_DATA ROWS_.
--- START ---

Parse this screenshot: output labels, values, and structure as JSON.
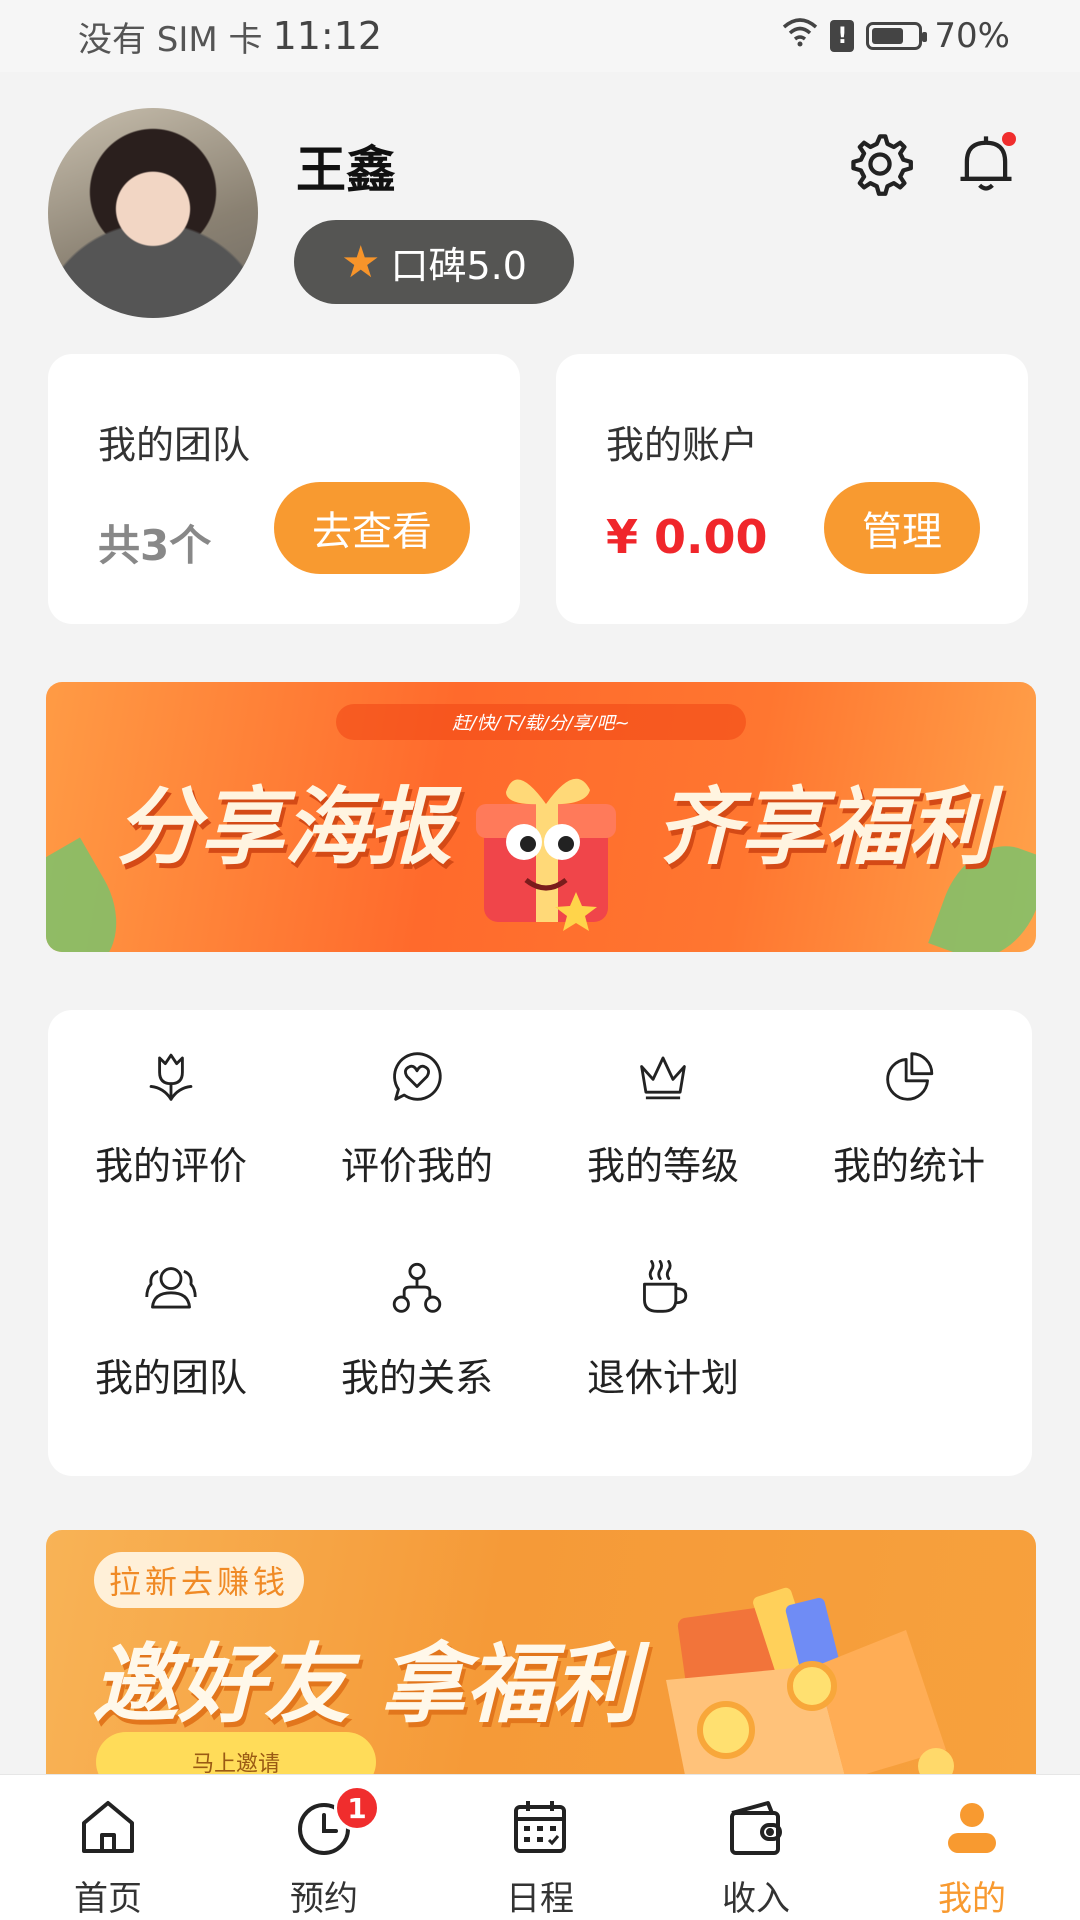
{
  "status_bar": {
    "carrier": "没有 SIM 卡",
    "time": "11:12",
    "battery": "70%",
    "battery_level": 0.7
  },
  "profile": {
    "name": "王鑫",
    "rating_label": "口碑5.0",
    "has_notification": true
  },
  "team_card": {
    "title": "我的团队",
    "count": "共3个",
    "button": "去查看"
  },
  "account_card": {
    "title": "我的账户",
    "balance": "¥ 0.00",
    "button": "管理"
  },
  "banner1": {
    "tag": "赶/快/下/载/分/享/吧~",
    "left_text": "分享海报",
    "right_text": "齐享福利"
  },
  "menu": {
    "items": [
      {
        "label": "我的评价",
        "icon": "tulip-icon"
      },
      {
        "label": "评价我的",
        "icon": "heart-chat-icon"
      },
      {
        "label": "我的等级",
        "icon": "crown-icon"
      },
      {
        "label": "我的统计",
        "icon": "pie-chart-icon"
      },
      {
        "label": "我的团队",
        "icon": "team-icon"
      },
      {
        "label": "我的关系",
        "icon": "relation-icon"
      },
      {
        "label": "退休计划",
        "icon": "coffee-cup-icon"
      }
    ]
  },
  "banner2": {
    "tag": "拉新去赚钱",
    "headline": "邀好友 拿福利",
    "button": "马上邀请"
  },
  "tabbar": {
    "tabs": [
      {
        "label": "首页",
        "icon": "home-icon"
      },
      {
        "label": "预约",
        "icon": "clock-icon",
        "badge": "1"
      },
      {
        "label": "日程",
        "icon": "calendar-icon"
      },
      {
        "label": "收入",
        "icon": "wallet-icon"
      },
      {
        "label": "我的",
        "icon": "user-icon",
        "active": true
      }
    ]
  },
  "colors": {
    "accent": "#f89a30",
    "money": "#f0262b",
    "badge": "#f02d2d",
    "background": "#f3f3f3"
  }
}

--- END ---

_TASK_.
List all lines where "icon" occurs.

_RESULT FOR THIS EXERCISE_.
        "icon": "tulip-icon"
        "icon": "heart-chat-icon"
        "icon": "crown-icon"
        "icon": "pie-chart-icon"
        "icon": "team-icon"
        "icon": "relation-icon"
        "icon": "coffee-cup-icon"
        "icon": "home-icon"
        "icon": "clock-icon",
        "icon": "calendar-icon"
        "icon": "wallet-icon"
        "icon": "user-icon",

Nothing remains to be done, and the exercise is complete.